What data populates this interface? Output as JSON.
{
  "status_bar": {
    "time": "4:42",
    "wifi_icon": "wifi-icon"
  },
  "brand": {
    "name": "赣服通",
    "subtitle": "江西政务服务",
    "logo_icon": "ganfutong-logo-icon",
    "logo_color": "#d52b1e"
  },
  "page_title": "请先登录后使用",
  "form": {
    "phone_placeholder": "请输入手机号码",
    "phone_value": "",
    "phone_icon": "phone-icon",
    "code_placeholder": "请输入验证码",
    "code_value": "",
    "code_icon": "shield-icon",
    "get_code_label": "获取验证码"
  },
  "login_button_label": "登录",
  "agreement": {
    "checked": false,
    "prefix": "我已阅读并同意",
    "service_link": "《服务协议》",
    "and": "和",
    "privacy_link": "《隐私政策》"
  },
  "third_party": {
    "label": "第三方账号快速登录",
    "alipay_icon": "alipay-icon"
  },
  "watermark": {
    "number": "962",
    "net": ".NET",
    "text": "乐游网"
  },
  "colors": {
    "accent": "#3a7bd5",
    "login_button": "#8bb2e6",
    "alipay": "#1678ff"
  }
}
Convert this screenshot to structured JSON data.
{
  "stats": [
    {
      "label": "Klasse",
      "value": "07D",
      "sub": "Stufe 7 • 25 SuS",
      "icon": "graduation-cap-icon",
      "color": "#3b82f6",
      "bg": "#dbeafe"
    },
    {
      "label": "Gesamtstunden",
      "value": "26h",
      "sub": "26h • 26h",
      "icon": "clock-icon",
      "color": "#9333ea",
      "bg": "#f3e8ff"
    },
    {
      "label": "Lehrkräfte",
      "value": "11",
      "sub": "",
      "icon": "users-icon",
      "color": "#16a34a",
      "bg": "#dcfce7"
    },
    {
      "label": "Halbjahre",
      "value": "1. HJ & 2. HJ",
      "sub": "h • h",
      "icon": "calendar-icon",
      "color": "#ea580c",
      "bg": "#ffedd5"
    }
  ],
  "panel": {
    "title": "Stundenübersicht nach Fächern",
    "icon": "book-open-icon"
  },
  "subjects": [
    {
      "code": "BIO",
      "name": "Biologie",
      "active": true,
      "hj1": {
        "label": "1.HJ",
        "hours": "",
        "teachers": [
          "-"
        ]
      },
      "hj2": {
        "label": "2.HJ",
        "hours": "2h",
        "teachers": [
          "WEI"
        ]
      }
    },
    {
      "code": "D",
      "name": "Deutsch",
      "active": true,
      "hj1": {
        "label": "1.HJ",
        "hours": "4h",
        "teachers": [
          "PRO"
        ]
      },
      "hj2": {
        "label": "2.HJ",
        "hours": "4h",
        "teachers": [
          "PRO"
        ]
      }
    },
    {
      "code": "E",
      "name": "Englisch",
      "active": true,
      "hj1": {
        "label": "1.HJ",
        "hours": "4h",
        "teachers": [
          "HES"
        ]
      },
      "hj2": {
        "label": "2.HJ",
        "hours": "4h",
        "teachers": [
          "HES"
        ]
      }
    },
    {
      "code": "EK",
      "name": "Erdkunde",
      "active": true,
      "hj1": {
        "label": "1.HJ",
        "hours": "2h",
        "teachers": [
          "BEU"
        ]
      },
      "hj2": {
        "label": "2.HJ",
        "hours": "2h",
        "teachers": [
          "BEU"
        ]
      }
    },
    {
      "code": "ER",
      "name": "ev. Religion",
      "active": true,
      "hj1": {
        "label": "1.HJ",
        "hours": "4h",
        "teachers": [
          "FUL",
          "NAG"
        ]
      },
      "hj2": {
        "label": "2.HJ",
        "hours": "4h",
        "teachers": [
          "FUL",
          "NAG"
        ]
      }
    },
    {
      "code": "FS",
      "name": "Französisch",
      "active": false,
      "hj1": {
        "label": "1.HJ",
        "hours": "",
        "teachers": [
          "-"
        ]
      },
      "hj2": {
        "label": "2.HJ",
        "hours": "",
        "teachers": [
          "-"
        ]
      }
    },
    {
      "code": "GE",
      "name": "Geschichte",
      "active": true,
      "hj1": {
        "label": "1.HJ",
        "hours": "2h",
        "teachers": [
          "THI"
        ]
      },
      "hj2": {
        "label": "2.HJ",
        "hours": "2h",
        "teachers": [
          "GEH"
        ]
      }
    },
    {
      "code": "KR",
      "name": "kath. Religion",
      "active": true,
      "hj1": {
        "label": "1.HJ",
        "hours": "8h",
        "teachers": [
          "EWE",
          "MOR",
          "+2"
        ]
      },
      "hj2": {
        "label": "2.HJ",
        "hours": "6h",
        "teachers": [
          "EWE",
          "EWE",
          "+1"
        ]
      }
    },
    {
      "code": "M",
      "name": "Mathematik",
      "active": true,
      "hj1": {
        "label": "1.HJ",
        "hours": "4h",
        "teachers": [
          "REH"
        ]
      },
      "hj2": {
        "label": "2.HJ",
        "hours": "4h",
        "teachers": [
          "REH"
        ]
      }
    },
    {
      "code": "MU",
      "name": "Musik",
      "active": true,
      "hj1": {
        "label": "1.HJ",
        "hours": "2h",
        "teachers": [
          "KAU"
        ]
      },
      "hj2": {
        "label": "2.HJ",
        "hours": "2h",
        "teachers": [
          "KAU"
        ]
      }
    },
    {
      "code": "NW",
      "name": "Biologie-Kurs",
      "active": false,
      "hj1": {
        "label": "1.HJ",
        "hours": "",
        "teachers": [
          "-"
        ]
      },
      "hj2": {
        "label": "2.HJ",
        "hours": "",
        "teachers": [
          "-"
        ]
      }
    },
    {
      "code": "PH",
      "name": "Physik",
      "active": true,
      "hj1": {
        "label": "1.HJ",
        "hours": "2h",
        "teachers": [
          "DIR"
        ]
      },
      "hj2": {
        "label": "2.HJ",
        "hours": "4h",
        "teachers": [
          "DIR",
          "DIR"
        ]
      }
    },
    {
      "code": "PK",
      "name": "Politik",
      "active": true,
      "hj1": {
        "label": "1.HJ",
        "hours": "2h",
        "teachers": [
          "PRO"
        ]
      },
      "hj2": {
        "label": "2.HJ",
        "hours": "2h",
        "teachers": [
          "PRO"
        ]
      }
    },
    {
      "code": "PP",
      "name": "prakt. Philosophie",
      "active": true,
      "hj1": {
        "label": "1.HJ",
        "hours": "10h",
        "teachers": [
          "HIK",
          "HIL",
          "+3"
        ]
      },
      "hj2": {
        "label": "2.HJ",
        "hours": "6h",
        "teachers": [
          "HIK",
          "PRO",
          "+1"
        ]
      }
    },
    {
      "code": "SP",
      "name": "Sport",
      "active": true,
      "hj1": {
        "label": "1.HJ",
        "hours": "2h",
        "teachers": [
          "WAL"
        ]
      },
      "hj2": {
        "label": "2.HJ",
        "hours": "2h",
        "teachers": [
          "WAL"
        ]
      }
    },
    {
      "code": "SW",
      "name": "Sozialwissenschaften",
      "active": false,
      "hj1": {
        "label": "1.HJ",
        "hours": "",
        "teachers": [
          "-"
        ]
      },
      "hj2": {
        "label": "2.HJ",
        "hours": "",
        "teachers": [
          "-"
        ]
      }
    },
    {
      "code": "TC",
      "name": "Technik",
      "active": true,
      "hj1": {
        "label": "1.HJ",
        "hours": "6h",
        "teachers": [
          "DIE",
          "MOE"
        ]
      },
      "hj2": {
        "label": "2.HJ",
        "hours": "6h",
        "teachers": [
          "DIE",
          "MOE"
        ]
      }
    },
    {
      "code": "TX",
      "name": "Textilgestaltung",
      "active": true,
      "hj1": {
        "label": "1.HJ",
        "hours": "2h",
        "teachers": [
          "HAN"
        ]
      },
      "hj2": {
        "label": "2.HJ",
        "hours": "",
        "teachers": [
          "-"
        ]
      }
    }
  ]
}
####################
Give back the whole listing, word for word.

What data populates this interface? Output as JSON.
{
  "status_bar": {
    "time": "4:42",
    "wifi_icon": "wifi-icon"
  },
  "brand": {
    "name": "赣服通",
    "subtitle": "江西政务服务",
    "logo_icon": "ganfutong-logo-icon",
    "logo_color": "#d52b1e"
  },
  "page_title": "请先登录后使用",
  "form": {
    "phone_placeholder": "请输入手机号码",
    "phone_value": "",
    "phone_icon": "phone-icon",
    "code_placeholder": "请输入验证码",
    "code_value": "",
    "code_icon": "shield-icon",
    "get_code_label": "获取验证码"
  },
  "login_button_label": "登录",
  "agreement": {
    "checked": false,
    "prefix": "我已阅读并同意",
    "service_link": "《服务协议》",
    "and": "和",
    "privacy_link": "《隐私政策》"
  },
  "third_party": {
    "label": "第三方账号快速登录",
    "alipay_icon": "alipay-icon"
  },
  "watermark": {
    "number": "962",
    "net": ".NET",
    "text": "乐游网"
  },
  "colors": {
    "accent": "#3a7bd5",
    "login_button": "#8bb2e6",
    "alipay": "#1678ff"
  }
}
Convert this screenshot to structured JSON data.
{
  "stats": [
    {
      "label": "Klasse",
      "value": "07D",
      "sub": "Stufe 7 • 25 SuS",
      "icon": "graduation-cap-icon",
      "color": "#3b82f6",
      "bg": "#dbeafe"
    },
    {
      "label": "Gesamtstunden",
      "value": "26h",
      "sub": "26h • 26h",
      "icon": "clock-icon",
      "color": "#9333ea",
      "bg": "#f3e8ff"
    },
    {
      "label": "Lehrkräfte",
      "value": "11",
      "sub": "",
      "icon": "users-icon",
      "color": "#16a34a",
      "bg": "#dcfce7"
    },
    {
      "label": "Halbjahre",
      "value": "1. HJ & 2. HJ",
      "sub": "h • h",
      "icon": "calendar-icon",
      "color": "#ea580c",
      "bg": "#ffedd5"
    }
  ],
  "panel": {
    "title": "Stundenübersicht nach Fächern",
    "icon": "book-open-icon"
  },
  "subjects": [
    {
      "code": "BIO",
      "name": "Biologie",
      "active": true,
      "hj1": {
        "label": "1.HJ",
        "hours": "",
        "teachers": [
          "-"
        ]
      },
      "hj2": {
        "label": "2.HJ",
        "hours": "2h",
        "teachers": [
          "WEI"
        ]
      }
    },
    {
      "code": "D",
      "name": "Deutsch",
      "active": true,
      "hj1": {
        "label": "1.HJ",
        "hours": "4h",
        "teachers": [
          "PRO"
        ]
      },
      "hj2": {
        "label": "2.HJ",
        "hours": "4h",
        "teachers": [
          "PRO"
        ]
      }
    },
    {
      "code": "E",
      "name": "Englisch",
      "active": true,
      "hj1": {
        "label": "1.HJ",
        "hours": "4h",
        "teachers": [
          "HES"
        ]
      },
      "hj2": {
        "label": "2.HJ",
        "hours": "4h",
        "teachers": [
          "HES"
        ]
      }
    },
    {
      "code": "EK",
      "name": "Erdkunde",
      "active": true,
      "hj1": {
        "label": "1.HJ",
        "hours": "2h",
        "teachers": [
          "BEU"
        ]
      },
      "hj2": {
        "label": "2.HJ",
        "hours": "2h",
        "teachers": [
          "BEU"
        ]
      }
    },
    {
      "code": "ER",
      "name": "ev. Religion",
      "active": true,
      "hj1": {
        "label": "1.HJ",
        "hours": "4h",
        "teachers": [
          "FUL",
          "NAG"
        ]
      },
      "hj2": {
        "label": "2.HJ",
        "hours": "4h",
        "teachers": [
          "FUL",
          "NAG"
        ]
      }
    },
    {
      "code": "FS",
      "name": "Französisch",
      "active": false,
      "hj1": {
        "label": "1.HJ",
        "hours": "",
        "teachers": [
          "-"
        ]
      },
      "hj2": {
        "label": "2.HJ",
        "hours": "",
        "teachers": [
          "-"
        ]
      }
    },
    {
      "code": "GE",
      "name": "Geschichte",
      "active": true,
      "hj1": {
        "label": "1.HJ",
        "hours": "2h",
        "teachers": [
          "THI"
        ]
      },
      "hj2": {
        "label": "2.HJ",
        "hours": "2h",
        "teachers": [
          "GEH"
        ]
      }
    },
    {
      "code": "KR",
      "name": "kath. Religion",
      "active": true,
      "hj1": {
        "label": "1.HJ",
        "hours": "8h",
        "teachers": [
          "EWE",
          "MOR",
          "+2"
        ]
      },
      "hj2": {
        "label": "2.HJ",
        "hours": "6h",
        "teachers": [
          "EWE",
          "EWE",
          "+1"
        ]
      }
    },
    {
      "code": "M",
      "name": "Mathematik",
      "active": true,
      "hj1": {
        "label": "1.HJ",
        "hours": "4h",
        "teachers": [
          "REH"
        ]
      },
      "hj2": {
        "label": "2.HJ",
        "hours": "4h",
        "teachers": [
          "REH"
        ]
      }
    },
    {
      "code": "MU",
      "name": "Musik",
      "active": true,
      "hj1": {
        "label": "1.HJ",
        "hours": "2h",
        "teachers": [
          "KAU"
        ]
      },
      "hj2": {
        "label": "2.HJ",
        "hours": "2h",
        "teachers": [
          "KAU"
        ]
      }
    },
    {
      "code": "NW",
      "name": "Biologie-Kurs",
      "active": false,
      "hj1": {
        "label": "1.HJ",
        "hours": "",
        "teachers": [
          "-"
        ]
      },
      "hj2": {
        "label": "2.HJ",
        "hours": "",
        "teachers": [
          "-"
        ]
      }
    },
    {
      "code": "PH",
      "name": "Physik",
      "active": true,
      "hj1": {
        "label": "1.HJ",
        "hours": "2h",
        "teachers": [
          "DIR"
        ]
      },
      "hj2": {
        "label": "2.HJ",
        "hours": "4h",
        "teachers": [
          "DIR",
          "DIR"
        ]
      }
    },
    {
      "code": "PK",
      "name": "Politik",
      "active": true,
      "hj1": {
        "label": "1.HJ",
        "hours": "2h",
        "teachers": [
          "PRO"
        ]
      },
      "hj2": {
        "label": "2.HJ",
        "hours": "2h",
        "teachers": [
          "PRO"
        ]
      }
    },
    {
      "code": "PP",
      "name": "prakt. Philosophie",
      "active": true,
      "hj1": {
        "label": "1.HJ",
        "hours": "10h",
        "teachers": [
          "HIK",
          "HIL",
          "+3"
        ]
      },
      "hj2": {
        "label": "2.HJ",
        "hours": "6h",
        "teachers": [
          "HIK",
          "PRO",
          "+1"
        ]
      }
    },
    {
      "code": "SP",
      "name": "Sport",
      "active": true,
      "hj1": {
        "label": "1.HJ",
        "hours": "2h",
        "teachers": [
          "WAL"
        ]
      },
      "hj2": {
        "label": "2.HJ",
        "hours": "2h",
        "teachers": [
          "WAL"
        ]
      }
    },
    {
      "code": "SW",
      "name": "Sozialwissenschaften",
      "active": false,
      "hj1": {
        "label": "1.HJ",
        "hours": "",
        "teachers": [
          "-"
        ]
      },
      "hj2": {
        "label": "2.HJ",
        "hours": "",
        "teachers": [
          "-"
        ]
      }
    },
    {
      "code": "TC",
      "name": "Technik",
      "active": true,
      "hj1": {
        "label": "1.HJ",
        "hours": "6h",
        "teachers": [
          "DIE",
          "MOE"
        ]
      },
      "hj2": {
        "label": "2.HJ",
        "hours": "6h",
        "teachers": [
          "DIE",
          "MOE"
        ]
      }
    },
    {
      "code": "TX",
      "name": "Textilgestaltung",
      "active": true,
      "hj1": {
        "label": "1.HJ",
        "hours": "2h",
        "teachers": [
          "HAN"
        ]
      },
      "hj2": {
        "label": "2.HJ",
        "hours": "",
        "teachers": [
          "-"
        ]
      }
    }
  ]
}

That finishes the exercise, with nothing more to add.